— start of Document —

US 4762282 A
A device for comminuting small ice bodies includes a housing without top and bottom walls in which a horizontally extending shaft is rotatably mounted. Disks forming beater knives are mounted on the shaft and counterknives in the form of cross-shaped breaking members are attached to the housing. Groups of adjacent disks define chambers in such a way that each chamber receives exactly one ice body. The chambers are arranged distributed over the circumference of the disks and along the length of the shaft in such a way that only a single ice body is comminuted at a given time. This reduces the power required for driving the shaft to a minimum.
1. A device for comminuting small ice bodies of a predetermined size, comprising a housing having four walls and being open at the top and the bottom, a rotatable shaft horizontally mounted extending between two opposite of the four side walls, a plurality of metal disks forming beater knives fixedly connected on the shaft so as to rotate therewith, a plurality of stationary counterknives attached to the housing and extending between the disks, the spacing between the disks and the beater knives corresponding to the desired degree of comminution of the ice bodies, wherein groups of adjacent disks define segment-like recesses such that chambers for receiving an ice body each are formed by the recesses, wherein the size of each chamber corresponds to the size of an ice body.
2. The device according to claim 1, wherein a plurality of chambers are provided uniformly spaced apart over the circumference of the disks.
3. The device according to claim 1, wherein a plurality of chambers are arranged distributed over the length of the shaft.
4. The device according to claims 2 or 3, wherein the chambers are distributed such that only one ice body is comminuted at a given moment.
5. The device according to claim 4, comprising limit disks mounted on the shaft between the groups of disks forming chambers.
6. The device according to claim 5, wherein spaces are defined between two limit disks, the device further comprising roof-shaped covers attached to the housing for covering the spaces between two limit disks.
7. The device according to claim 1, wherein the disks include surface profilings.

— end of Document —

*Exercise objective:*
In the patent on comminuting ice, what form do the counterknives take? The rows after this point are separate from the patent on comminuting ice.

— start of Record list —

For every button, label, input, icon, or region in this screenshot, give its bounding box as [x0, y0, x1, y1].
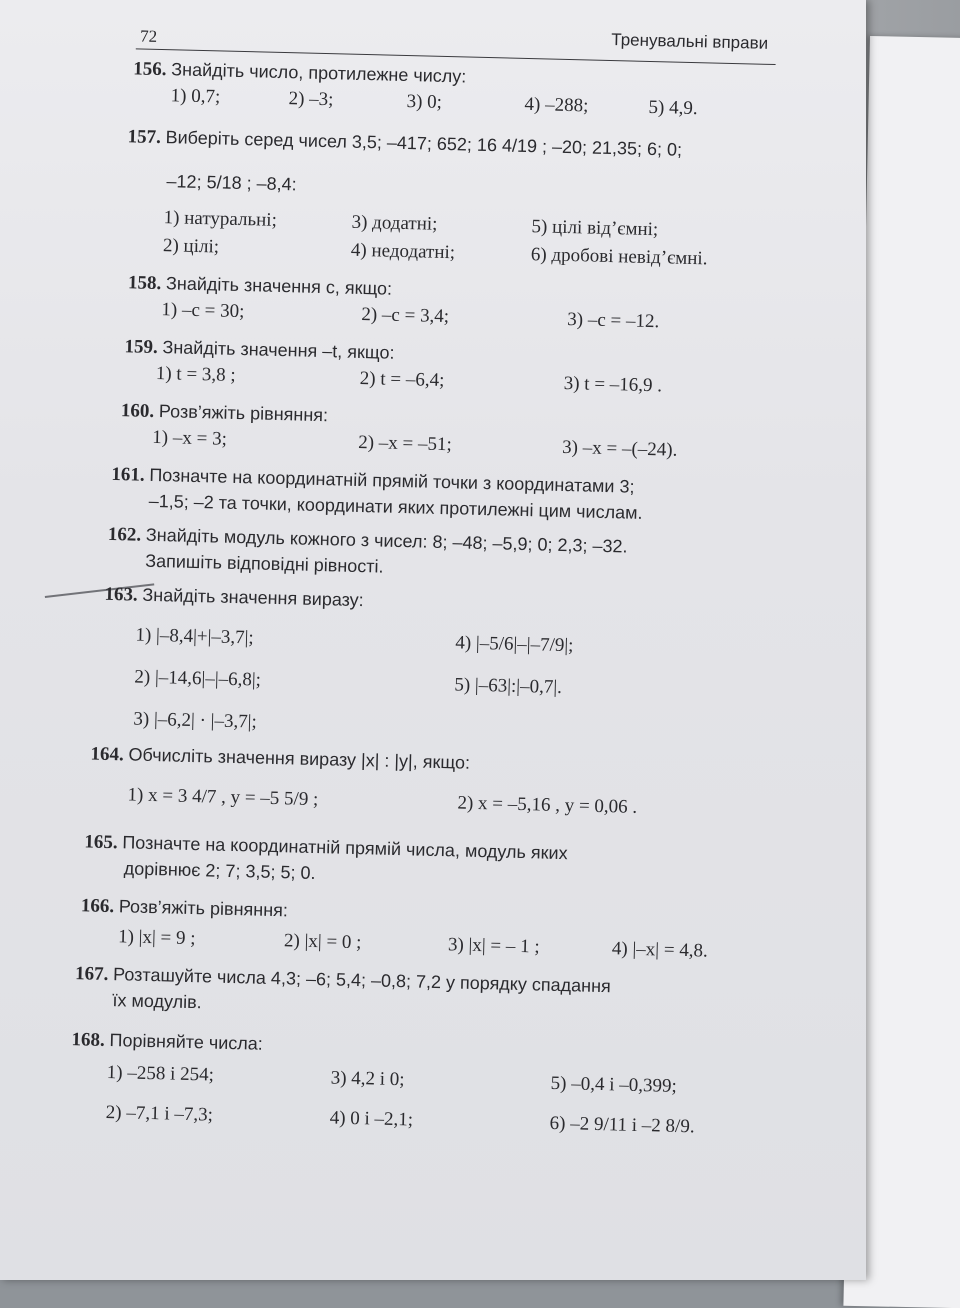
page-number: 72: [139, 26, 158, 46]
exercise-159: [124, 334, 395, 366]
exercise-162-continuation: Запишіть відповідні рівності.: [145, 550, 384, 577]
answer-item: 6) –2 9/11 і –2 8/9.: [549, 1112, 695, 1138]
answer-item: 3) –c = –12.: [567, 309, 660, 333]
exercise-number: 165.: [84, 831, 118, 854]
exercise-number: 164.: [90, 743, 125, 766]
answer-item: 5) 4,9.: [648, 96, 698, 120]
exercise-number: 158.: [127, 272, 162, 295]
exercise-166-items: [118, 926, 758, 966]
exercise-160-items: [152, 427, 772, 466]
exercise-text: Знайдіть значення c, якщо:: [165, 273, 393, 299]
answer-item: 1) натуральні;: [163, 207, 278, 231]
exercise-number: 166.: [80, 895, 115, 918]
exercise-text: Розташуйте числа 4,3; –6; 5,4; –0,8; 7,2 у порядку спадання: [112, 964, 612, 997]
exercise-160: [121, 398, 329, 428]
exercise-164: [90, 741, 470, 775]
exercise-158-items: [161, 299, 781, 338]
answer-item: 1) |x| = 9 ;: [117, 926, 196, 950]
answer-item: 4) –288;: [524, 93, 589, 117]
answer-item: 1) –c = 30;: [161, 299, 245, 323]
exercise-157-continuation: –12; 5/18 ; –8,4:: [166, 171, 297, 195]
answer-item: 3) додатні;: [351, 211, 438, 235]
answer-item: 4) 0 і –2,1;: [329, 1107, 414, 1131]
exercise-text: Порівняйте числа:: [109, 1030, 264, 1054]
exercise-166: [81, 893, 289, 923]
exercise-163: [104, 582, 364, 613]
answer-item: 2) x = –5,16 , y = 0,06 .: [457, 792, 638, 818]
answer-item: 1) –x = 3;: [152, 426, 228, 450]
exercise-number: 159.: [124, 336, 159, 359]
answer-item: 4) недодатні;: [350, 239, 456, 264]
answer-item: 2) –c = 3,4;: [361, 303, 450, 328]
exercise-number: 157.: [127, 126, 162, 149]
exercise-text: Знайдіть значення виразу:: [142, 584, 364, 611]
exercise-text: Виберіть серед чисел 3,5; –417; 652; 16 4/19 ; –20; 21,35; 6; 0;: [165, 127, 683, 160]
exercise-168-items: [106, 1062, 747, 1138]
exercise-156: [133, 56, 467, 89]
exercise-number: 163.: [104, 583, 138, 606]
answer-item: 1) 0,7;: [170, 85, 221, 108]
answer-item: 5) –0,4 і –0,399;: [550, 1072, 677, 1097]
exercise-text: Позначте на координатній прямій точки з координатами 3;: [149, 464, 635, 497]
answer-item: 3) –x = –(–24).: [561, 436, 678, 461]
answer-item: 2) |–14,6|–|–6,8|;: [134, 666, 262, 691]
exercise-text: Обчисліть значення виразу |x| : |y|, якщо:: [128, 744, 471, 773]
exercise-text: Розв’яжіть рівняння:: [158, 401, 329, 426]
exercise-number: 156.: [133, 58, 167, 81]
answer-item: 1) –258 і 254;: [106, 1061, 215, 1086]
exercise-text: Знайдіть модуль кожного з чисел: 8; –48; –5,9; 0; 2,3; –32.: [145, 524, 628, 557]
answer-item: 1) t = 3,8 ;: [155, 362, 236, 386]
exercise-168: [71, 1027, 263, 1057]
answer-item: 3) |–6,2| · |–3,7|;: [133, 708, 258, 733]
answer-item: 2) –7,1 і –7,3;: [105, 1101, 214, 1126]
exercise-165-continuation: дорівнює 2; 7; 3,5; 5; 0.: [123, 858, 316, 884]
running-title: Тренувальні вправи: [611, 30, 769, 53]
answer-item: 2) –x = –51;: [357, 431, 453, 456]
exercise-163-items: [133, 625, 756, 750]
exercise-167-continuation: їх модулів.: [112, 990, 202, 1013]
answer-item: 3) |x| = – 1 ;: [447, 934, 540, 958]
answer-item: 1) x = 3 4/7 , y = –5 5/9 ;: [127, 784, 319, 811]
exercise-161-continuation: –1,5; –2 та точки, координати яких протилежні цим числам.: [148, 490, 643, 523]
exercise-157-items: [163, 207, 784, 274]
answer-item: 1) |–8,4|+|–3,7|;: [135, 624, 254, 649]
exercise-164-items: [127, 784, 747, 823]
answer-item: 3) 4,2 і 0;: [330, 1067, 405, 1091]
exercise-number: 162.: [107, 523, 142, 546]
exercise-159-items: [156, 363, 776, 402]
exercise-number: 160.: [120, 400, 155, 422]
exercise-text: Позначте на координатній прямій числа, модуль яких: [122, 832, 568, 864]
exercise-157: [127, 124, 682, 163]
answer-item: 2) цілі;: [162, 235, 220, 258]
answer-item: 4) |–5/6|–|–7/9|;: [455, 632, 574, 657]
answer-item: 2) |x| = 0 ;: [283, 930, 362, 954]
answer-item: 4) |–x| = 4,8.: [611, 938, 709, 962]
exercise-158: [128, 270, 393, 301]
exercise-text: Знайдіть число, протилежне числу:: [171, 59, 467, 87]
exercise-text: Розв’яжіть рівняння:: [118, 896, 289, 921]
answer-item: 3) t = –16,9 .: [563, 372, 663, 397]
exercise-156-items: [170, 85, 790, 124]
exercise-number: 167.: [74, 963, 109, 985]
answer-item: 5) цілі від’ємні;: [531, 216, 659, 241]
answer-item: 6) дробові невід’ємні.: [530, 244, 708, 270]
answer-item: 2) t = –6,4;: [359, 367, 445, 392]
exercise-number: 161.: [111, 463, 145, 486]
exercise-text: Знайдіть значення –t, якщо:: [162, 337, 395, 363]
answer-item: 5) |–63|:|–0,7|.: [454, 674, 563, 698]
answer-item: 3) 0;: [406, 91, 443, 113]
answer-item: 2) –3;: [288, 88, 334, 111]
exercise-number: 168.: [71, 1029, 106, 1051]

— end of Record list —
— start of Record list —

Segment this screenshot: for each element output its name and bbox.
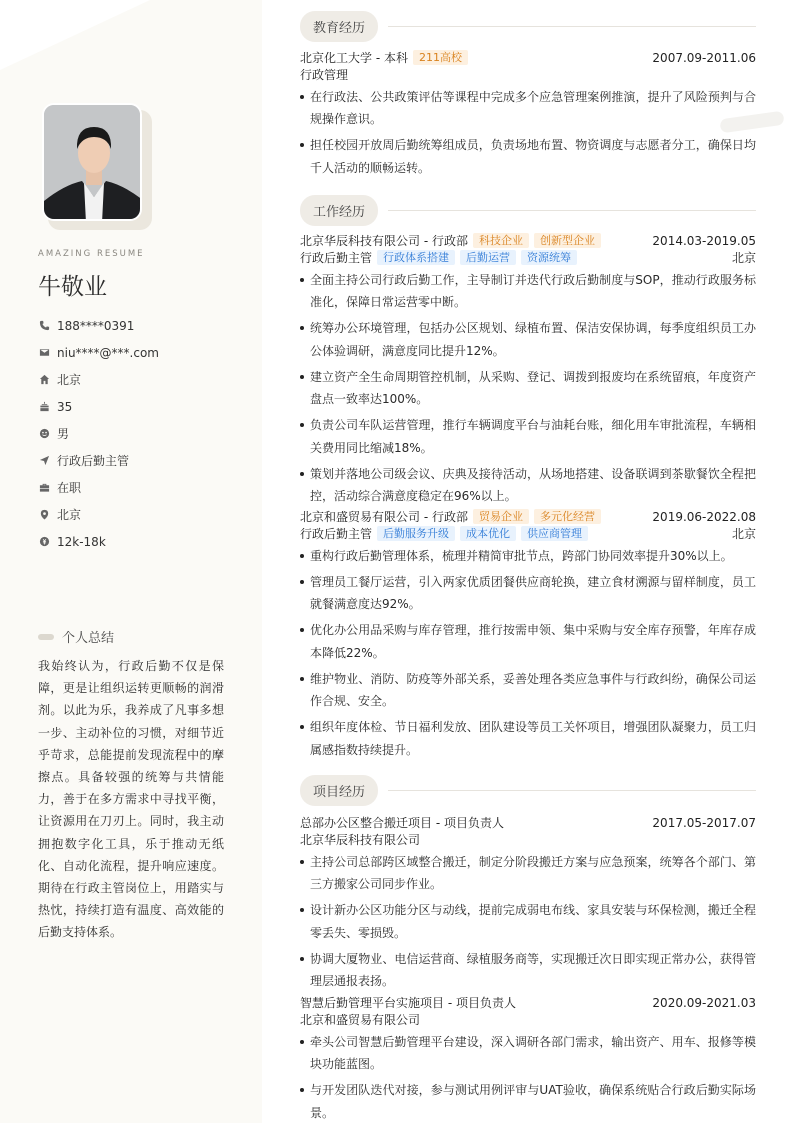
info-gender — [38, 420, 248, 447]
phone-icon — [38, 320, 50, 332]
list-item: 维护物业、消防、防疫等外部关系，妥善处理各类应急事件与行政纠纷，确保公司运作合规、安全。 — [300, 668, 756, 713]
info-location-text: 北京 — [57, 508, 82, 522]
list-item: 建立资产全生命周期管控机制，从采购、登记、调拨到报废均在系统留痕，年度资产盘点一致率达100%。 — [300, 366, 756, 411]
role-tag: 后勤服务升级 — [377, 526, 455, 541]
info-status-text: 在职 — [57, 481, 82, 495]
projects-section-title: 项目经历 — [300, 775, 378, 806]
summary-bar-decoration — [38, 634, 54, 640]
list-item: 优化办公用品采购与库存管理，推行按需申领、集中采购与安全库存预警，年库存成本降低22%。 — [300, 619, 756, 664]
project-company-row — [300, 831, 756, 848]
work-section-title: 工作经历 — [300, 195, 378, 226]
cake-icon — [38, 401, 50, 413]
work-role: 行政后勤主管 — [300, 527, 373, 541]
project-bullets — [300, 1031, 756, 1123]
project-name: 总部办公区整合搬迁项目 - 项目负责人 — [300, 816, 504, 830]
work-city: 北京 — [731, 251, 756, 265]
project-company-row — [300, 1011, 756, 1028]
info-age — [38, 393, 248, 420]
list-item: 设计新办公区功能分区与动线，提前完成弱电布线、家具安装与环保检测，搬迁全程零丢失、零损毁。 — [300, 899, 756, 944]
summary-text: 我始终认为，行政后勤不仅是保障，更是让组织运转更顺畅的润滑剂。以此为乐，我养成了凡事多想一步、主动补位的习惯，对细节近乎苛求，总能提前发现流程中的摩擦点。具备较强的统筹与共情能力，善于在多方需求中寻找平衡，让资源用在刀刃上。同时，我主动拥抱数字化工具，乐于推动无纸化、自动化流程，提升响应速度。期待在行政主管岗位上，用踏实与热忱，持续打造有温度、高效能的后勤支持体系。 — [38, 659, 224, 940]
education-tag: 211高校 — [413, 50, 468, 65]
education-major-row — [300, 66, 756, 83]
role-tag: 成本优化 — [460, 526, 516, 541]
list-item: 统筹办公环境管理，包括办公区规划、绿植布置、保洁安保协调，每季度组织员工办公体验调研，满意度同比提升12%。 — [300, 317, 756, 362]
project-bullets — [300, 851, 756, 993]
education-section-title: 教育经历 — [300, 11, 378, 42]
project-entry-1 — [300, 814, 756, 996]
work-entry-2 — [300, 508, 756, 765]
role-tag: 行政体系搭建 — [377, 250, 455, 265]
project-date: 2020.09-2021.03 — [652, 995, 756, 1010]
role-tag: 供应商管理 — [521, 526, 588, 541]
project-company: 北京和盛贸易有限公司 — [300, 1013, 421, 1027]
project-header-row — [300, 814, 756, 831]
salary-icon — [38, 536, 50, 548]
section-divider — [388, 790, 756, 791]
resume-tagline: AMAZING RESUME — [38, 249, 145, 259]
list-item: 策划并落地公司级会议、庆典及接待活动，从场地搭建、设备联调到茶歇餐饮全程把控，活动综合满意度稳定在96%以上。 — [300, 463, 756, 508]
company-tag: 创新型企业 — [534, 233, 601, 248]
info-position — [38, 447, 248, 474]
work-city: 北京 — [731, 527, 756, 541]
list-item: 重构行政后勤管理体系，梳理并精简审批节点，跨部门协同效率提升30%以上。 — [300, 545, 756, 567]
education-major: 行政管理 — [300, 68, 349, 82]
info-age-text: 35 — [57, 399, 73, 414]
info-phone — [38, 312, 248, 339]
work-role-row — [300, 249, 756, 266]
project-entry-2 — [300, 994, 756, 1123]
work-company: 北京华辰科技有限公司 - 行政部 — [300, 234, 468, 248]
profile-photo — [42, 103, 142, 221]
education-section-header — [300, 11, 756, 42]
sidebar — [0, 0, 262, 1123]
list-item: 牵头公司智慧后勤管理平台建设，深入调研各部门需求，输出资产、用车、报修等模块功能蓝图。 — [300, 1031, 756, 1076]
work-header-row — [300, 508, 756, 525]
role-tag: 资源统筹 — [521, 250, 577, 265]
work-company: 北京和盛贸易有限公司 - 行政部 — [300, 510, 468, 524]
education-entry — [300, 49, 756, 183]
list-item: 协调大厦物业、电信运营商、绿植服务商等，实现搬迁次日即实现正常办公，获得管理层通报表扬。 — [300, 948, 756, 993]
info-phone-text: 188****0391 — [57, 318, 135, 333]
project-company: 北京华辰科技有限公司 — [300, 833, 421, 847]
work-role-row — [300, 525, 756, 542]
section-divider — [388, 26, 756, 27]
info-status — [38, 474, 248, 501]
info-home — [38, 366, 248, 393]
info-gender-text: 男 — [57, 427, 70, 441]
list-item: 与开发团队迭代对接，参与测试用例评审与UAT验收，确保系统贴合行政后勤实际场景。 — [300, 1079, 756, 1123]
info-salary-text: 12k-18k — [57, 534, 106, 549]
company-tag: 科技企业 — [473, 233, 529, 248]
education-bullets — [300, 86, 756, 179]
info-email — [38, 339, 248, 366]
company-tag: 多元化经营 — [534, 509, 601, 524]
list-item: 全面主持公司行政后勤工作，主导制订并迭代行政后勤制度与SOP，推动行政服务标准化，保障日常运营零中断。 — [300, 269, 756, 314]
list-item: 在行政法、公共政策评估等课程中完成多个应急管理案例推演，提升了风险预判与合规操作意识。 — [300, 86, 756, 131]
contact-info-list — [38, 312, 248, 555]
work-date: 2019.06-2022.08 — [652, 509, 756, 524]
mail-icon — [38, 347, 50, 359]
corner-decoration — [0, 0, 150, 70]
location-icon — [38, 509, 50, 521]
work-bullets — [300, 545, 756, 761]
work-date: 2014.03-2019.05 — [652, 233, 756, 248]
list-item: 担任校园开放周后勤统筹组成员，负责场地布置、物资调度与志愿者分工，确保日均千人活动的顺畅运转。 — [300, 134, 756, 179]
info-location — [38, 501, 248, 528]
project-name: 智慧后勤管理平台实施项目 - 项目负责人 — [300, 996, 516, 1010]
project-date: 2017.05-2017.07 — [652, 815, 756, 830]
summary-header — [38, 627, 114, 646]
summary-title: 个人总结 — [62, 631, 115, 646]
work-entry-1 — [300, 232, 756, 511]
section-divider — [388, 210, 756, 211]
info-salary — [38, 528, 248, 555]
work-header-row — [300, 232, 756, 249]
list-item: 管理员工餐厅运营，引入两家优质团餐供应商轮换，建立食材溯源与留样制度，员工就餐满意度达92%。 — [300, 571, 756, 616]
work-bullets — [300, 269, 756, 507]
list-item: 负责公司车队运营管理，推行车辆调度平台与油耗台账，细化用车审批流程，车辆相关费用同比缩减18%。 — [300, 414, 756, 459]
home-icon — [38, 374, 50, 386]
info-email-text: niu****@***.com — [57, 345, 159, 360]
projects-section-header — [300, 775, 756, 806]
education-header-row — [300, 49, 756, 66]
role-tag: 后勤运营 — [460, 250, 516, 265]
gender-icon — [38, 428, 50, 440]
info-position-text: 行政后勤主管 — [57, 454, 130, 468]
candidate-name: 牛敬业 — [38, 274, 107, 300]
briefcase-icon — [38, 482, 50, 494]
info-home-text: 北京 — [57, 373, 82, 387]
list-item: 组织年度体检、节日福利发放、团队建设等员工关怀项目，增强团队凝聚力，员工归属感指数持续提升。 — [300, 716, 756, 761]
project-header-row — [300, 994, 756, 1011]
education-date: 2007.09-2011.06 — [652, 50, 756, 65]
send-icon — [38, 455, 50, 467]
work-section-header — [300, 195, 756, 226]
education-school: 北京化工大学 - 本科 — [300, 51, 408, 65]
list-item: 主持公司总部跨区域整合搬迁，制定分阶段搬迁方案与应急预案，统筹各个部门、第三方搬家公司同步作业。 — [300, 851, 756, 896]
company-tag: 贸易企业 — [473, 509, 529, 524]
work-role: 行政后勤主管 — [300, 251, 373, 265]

— end of Record list —

*Reply to the task:*
Cross-shaped breaking members attached to the housing.